Written problem → Here are some records; return them all exactly.

***

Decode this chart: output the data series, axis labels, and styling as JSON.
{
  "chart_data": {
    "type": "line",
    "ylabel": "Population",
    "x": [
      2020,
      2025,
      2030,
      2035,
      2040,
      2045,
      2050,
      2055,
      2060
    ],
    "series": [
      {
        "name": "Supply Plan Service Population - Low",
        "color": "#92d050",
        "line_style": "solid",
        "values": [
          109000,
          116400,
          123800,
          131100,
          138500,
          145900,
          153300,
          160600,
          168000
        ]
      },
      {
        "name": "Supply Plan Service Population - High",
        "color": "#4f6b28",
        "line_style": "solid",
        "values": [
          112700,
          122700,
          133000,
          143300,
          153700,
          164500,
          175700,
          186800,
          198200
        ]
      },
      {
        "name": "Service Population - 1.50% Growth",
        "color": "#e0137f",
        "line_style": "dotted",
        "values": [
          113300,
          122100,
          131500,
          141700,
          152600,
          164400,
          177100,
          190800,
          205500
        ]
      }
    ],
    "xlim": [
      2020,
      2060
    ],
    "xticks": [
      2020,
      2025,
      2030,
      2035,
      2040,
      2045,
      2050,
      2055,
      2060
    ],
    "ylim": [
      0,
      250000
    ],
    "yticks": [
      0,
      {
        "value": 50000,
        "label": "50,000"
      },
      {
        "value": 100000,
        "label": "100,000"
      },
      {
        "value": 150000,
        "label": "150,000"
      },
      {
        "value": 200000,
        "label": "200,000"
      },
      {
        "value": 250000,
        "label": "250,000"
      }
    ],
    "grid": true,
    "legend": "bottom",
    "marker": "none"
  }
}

***

Correct answer →
Decode this chart: output the data series, axis labels, and styling as JSON.
{
  "chart_data": {
    "type": "line",
    "ylabel": "Population",
    "x": [
      2020,
      2025,
      2030,
      2035,
      2040,
      2045,
      2050,
      2055,
      2060
    ],
    "series": [
      {
        "name": "Supply Plan Service Population - Low",
        "color": "#92d050",
        "line_style": "solid",
        "values": [
          109000,
          116400,
          123800,
          131100,
          138500,
          145900,
          153300,
          160600,
          168000
        ]
      },
      {
        "name": "Supply Plan Service Population - High",
        "color": "#4f6b28",
        "line_style": "solid",
        "values": [
          112700,
          122700,
          133000,
          143300,
          153700,
          164500,
          175700,
          186800,
          198200
        ]
      },
      {
        "name": "Service Population - 1.50% Growth",
        "color": "#e0137f",
        "line_style": "dotted",
        "values": [
          113300,
          122100,
          131500,
          141700,
          152600,
          164400,
          177100,
          190800,
          205500
        ]
      }
    ],
    "xlim": [
      2020,
      2060
    ],
    "xticks": [
      2020,
      2025,
      2030,
      2035,
      2040,
      2045,
      2050,
      2055,
      2060
    ],
    "ylim": [
      0,
      250000
    ],
    "yticks": [
      0,
      {
        "value": 50000,
        "label": "50,000"
      },
      {
        "value": 100000,
        "label": "100,000"
      },
      {
        "value": 150000,
        "label": "150,000"
      },
      {
        "value": 200000,
        "label": "200,000"
      },
      {
        "value": 250000,
        "label": "250,000"
      }
    ],
    "grid": true,
    "legend": "bottom",
    "marker": "none"
  }
}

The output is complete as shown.